▶ Exercise description: Your task is to transcribe all of the records exactly and leave out the pictures.

▶ Data to use:
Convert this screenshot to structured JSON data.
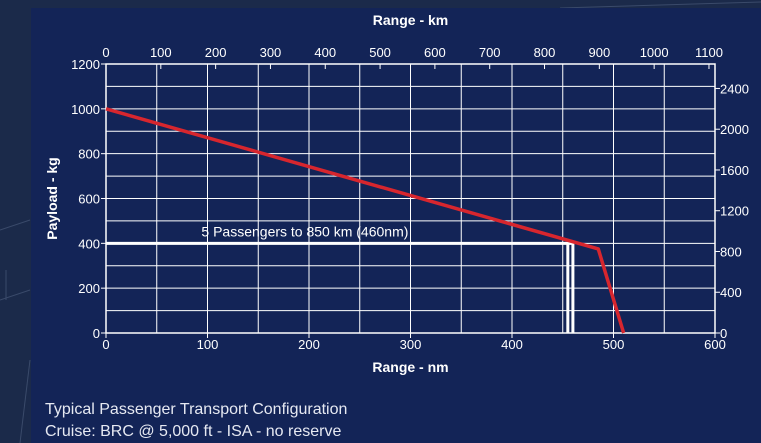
{
  "caption": {
    "line1": "Typical Passenger Transport Configuration",
    "line2": "Cruise: BRC @ 5,000 ft - ISA - no reserve"
  },
  "colors": {
    "background": "#1b2a4a",
    "panel": "#132457",
    "grid": "#ffffff",
    "series": "#d7262e",
    "text": "#ffffff"
  },
  "chart_data": {
    "type": "line",
    "title": "",
    "xlabel": "Range - nm",
    "ylabel": "Payload - kg",
    "x2label": "Range - km",
    "xlim": [
      0,
      600
    ],
    "ylim": [
      0,
      1200
    ],
    "x2lim": [
      0,
      1111
    ],
    "y2lim": [
      0,
      2640
    ],
    "xticks": [
      0,
      100,
      200,
      300,
      400,
      500,
      600
    ],
    "yticks": [
      0,
      200,
      400,
      600,
      800,
      1000,
      1200
    ],
    "x2ticks": [
      0,
      100,
      200,
      300,
      400,
      500,
      600,
      700,
      800,
      900,
      1000,
      1100
    ],
    "y2ticks": [
      0,
      400,
      800,
      1200,
      1600,
      2000,
      2400
    ],
    "grid": true,
    "series": [
      {
        "x": [
          0,
          485,
          510
        ],
        "y": [
          1000,
          375,
          0
        ]
      }
    ],
    "reference": {
      "y": 400,
      "x": [
        455,
        460
      ],
      "label": "5 Passengers to 850 km (460nm)"
    }
  }
}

▶ Response to this exercise:
Convert this screenshot to structured JSON data.
{
  "caption": {
    "line1": "Typical Passenger Transport Configuration",
    "line2": "Cruise: BRC @ 5,000 ft - ISA - no reserve"
  },
  "colors": {
    "background": "#1b2a4a",
    "panel": "#132457",
    "grid": "#ffffff",
    "series": "#d7262e",
    "text": "#ffffff"
  },
  "chart_data": {
    "type": "line",
    "title": "",
    "xlabel": "Range - nm",
    "ylabel": "Payload - kg",
    "x2label": "Range - km",
    "xlim": [
      0,
      600
    ],
    "ylim": [
      0,
      1200
    ],
    "x2lim": [
      0,
      1111
    ],
    "y2lim": [
      0,
      2640
    ],
    "xticks": [
      0,
      100,
      200,
      300,
      400,
      500,
      600
    ],
    "yticks": [
      0,
      200,
      400,
      600,
      800,
      1000,
      1200
    ],
    "x2ticks": [
      0,
      100,
      200,
      300,
      400,
      500,
      600,
      700,
      800,
      900,
      1000,
      1100
    ],
    "y2ticks": [
      0,
      400,
      800,
      1200,
      1600,
      2000,
      2400
    ],
    "grid": true,
    "series": [
      {
        "x": [
          0,
          485,
          510
        ],
        "y": [
          1000,
          375,
          0
        ]
      }
    ],
    "reference": {
      "y": 400,
      "x": [
        455,
        460
      ],
      "label": "5 Passengers to 850 km (460nm)"
    }
  }
}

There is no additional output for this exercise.